* [Material to process]:

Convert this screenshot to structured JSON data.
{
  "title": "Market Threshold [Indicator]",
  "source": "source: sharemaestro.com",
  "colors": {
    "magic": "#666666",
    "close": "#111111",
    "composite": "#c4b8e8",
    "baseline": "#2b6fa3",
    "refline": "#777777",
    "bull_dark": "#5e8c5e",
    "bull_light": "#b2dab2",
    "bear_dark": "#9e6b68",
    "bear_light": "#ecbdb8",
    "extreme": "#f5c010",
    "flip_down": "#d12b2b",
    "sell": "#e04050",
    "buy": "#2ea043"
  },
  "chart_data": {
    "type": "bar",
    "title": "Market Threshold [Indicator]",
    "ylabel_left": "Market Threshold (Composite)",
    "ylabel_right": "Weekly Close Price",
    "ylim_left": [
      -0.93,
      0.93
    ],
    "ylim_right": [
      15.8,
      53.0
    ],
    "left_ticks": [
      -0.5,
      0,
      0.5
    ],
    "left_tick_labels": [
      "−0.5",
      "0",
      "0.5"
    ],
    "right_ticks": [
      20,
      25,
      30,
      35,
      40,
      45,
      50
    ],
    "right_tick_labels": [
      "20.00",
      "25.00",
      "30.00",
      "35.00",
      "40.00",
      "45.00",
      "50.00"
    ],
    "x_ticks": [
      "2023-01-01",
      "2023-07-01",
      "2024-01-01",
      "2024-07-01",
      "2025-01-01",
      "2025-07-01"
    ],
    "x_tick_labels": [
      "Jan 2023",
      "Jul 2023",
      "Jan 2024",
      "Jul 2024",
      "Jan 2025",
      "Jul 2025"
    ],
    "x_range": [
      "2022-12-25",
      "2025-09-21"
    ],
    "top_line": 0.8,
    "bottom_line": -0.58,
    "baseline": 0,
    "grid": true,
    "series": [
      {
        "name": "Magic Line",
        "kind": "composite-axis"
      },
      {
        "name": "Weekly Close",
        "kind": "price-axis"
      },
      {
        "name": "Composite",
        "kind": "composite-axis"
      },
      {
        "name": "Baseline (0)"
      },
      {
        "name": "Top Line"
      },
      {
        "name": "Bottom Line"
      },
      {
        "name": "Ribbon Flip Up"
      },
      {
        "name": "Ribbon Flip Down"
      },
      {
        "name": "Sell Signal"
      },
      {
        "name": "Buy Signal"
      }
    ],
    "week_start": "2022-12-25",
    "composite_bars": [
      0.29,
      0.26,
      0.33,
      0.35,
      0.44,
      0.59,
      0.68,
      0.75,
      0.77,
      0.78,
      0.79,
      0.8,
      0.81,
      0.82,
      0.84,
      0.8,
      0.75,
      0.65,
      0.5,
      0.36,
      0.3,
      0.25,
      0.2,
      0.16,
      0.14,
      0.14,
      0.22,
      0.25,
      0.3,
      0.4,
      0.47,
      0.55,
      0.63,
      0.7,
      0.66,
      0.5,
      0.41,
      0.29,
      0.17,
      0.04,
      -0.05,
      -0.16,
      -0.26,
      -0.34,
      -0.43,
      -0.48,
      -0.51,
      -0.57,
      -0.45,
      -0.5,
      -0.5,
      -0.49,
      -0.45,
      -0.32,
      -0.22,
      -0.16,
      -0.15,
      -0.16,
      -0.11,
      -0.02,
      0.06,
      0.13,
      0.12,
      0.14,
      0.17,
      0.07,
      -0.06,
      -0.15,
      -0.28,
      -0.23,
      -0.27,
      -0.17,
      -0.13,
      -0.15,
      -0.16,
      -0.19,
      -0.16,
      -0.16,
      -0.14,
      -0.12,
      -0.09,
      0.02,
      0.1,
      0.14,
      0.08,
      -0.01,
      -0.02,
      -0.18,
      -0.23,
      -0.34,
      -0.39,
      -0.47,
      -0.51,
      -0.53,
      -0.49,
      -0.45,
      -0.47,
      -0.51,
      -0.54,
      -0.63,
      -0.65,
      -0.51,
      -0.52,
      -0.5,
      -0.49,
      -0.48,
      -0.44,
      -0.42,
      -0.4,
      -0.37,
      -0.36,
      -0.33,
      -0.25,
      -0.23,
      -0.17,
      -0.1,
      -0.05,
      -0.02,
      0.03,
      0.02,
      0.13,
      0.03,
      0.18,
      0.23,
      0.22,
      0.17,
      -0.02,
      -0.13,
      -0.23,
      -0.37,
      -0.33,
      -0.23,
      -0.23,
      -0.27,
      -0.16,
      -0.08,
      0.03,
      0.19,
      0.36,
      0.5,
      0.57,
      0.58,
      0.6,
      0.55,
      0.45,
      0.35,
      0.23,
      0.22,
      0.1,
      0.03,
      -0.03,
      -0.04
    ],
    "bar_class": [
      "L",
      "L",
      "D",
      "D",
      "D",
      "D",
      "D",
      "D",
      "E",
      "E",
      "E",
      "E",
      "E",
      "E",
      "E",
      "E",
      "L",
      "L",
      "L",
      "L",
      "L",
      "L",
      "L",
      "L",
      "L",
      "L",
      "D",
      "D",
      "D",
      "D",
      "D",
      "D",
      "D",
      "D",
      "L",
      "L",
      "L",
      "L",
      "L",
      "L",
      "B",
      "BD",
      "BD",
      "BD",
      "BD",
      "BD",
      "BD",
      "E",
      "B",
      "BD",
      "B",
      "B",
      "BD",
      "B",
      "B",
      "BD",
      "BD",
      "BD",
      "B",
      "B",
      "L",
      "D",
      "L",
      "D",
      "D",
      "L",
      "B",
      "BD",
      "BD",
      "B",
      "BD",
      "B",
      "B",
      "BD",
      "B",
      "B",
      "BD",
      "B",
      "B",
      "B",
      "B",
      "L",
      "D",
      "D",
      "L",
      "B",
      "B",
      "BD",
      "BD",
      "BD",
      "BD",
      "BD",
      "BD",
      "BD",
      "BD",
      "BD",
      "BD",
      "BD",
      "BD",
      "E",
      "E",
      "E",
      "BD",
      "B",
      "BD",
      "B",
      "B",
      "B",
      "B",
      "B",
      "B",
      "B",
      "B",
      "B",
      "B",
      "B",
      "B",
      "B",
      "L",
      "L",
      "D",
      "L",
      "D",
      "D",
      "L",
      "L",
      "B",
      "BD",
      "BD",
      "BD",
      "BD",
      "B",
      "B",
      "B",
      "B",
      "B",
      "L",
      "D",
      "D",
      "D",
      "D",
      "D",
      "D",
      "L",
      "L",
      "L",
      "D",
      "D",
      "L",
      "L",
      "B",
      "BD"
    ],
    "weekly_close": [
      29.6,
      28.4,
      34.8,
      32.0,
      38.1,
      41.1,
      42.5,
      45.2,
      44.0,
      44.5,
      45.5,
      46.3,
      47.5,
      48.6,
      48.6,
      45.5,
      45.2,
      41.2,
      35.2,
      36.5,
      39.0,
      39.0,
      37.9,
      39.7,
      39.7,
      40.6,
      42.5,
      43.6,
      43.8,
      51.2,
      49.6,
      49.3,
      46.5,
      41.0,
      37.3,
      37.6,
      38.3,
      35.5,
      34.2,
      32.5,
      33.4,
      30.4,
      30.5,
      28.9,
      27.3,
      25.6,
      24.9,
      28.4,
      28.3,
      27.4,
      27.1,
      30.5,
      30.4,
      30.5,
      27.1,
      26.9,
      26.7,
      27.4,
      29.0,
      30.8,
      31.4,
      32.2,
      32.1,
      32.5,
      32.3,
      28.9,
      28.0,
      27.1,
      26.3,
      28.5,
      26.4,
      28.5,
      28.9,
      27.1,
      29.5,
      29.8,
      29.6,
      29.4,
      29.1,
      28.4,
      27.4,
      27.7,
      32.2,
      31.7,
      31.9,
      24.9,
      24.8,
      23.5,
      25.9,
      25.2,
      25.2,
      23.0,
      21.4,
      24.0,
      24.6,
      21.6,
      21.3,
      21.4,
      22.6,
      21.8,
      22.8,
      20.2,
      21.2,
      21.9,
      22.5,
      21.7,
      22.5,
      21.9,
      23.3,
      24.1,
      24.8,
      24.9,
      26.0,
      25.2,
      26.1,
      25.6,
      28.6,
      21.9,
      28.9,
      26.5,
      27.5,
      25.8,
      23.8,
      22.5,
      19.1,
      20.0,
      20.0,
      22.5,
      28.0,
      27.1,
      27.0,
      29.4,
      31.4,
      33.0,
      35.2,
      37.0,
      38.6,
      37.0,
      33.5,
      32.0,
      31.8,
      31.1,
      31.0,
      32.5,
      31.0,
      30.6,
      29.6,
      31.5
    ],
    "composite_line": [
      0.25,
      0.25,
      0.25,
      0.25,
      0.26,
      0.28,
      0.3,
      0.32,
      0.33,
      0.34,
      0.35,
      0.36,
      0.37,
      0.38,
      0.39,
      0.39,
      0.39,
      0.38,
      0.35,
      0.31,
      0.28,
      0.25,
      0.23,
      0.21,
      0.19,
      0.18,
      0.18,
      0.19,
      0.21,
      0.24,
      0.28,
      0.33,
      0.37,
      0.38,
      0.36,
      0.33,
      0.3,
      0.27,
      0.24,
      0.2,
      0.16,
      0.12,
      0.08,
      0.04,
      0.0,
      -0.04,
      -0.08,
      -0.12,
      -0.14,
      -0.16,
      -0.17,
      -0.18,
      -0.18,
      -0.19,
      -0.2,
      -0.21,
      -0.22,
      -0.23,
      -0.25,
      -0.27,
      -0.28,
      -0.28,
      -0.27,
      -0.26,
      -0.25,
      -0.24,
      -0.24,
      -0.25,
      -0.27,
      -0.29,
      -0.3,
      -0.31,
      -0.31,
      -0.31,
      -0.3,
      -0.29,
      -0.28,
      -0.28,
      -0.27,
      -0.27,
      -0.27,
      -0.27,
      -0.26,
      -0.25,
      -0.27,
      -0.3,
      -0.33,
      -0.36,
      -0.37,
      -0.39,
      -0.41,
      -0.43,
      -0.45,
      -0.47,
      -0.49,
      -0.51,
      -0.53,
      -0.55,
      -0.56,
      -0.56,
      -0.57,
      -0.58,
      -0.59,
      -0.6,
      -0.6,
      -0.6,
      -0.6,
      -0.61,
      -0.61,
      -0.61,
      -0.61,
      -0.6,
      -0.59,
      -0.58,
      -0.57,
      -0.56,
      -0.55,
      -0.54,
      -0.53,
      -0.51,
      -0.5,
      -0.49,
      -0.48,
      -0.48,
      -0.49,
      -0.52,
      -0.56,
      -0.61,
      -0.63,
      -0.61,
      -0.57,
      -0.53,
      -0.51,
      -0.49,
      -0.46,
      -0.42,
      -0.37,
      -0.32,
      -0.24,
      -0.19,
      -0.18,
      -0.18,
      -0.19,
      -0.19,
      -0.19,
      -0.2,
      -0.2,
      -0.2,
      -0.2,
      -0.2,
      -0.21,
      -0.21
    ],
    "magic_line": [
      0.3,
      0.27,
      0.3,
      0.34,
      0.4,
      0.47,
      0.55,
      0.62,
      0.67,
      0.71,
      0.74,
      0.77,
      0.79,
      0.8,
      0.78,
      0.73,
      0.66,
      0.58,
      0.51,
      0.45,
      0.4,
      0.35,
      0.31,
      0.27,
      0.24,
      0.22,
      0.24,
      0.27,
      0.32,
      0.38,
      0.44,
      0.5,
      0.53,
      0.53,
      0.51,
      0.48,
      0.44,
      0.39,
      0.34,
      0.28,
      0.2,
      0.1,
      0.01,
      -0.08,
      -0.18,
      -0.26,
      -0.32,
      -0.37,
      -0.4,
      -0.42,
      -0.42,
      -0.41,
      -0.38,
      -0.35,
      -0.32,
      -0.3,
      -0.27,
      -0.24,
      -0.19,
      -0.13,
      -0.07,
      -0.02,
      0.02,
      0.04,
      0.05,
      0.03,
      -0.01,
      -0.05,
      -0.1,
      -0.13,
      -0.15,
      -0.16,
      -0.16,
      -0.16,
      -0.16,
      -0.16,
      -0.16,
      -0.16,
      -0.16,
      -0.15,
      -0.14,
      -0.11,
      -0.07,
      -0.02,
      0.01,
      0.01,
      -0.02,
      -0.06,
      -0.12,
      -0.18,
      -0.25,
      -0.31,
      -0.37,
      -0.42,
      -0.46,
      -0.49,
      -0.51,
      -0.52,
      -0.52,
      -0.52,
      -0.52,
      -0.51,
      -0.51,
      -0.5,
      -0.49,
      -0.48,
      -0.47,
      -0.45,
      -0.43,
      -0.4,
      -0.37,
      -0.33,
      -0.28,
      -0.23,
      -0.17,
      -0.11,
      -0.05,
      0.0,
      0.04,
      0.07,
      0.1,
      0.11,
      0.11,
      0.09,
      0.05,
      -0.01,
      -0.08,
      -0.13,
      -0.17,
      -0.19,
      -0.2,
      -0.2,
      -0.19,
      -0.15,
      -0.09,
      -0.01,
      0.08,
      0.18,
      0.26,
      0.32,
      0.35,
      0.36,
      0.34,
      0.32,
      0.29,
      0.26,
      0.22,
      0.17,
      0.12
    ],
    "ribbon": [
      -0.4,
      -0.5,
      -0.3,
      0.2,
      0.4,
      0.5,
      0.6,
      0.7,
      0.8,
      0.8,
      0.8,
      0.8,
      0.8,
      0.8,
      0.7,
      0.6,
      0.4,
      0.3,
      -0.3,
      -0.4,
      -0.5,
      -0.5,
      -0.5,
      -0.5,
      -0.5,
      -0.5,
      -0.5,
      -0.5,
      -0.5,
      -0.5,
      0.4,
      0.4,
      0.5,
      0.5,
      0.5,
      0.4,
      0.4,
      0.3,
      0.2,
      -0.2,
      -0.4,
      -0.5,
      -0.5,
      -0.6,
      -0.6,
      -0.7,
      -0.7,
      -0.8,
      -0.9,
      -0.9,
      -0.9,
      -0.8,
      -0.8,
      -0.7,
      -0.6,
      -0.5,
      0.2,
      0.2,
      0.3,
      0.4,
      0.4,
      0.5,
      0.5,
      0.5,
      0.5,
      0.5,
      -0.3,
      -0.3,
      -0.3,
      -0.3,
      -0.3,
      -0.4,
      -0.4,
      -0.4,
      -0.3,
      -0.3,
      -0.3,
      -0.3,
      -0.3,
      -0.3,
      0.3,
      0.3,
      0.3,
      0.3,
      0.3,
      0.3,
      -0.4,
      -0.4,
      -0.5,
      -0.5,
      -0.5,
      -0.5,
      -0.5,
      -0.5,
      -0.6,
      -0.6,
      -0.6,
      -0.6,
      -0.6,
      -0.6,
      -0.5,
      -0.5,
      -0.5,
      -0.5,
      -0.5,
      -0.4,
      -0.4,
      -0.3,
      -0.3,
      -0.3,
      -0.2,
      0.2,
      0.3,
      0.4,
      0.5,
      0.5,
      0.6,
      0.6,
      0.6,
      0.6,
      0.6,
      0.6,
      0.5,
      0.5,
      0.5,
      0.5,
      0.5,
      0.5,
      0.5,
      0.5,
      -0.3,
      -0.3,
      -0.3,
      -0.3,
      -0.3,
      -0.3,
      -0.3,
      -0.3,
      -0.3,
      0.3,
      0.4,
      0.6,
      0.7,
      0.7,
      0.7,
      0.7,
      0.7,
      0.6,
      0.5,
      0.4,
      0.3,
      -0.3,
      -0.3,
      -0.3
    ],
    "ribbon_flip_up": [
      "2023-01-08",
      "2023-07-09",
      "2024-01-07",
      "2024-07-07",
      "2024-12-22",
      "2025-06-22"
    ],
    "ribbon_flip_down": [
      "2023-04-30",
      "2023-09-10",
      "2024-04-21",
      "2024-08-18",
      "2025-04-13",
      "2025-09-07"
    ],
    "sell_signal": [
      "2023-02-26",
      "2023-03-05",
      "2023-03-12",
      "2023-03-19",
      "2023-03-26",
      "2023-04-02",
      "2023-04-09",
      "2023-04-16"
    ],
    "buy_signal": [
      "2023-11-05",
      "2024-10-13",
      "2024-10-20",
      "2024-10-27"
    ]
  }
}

* [What is required]:
Report back each line of the entries that holds the string "Indicator".

* [Answer to the task]:
  "title": "Market Threshold [Indicator]",
    "title": "Market Threshold [Indicator]",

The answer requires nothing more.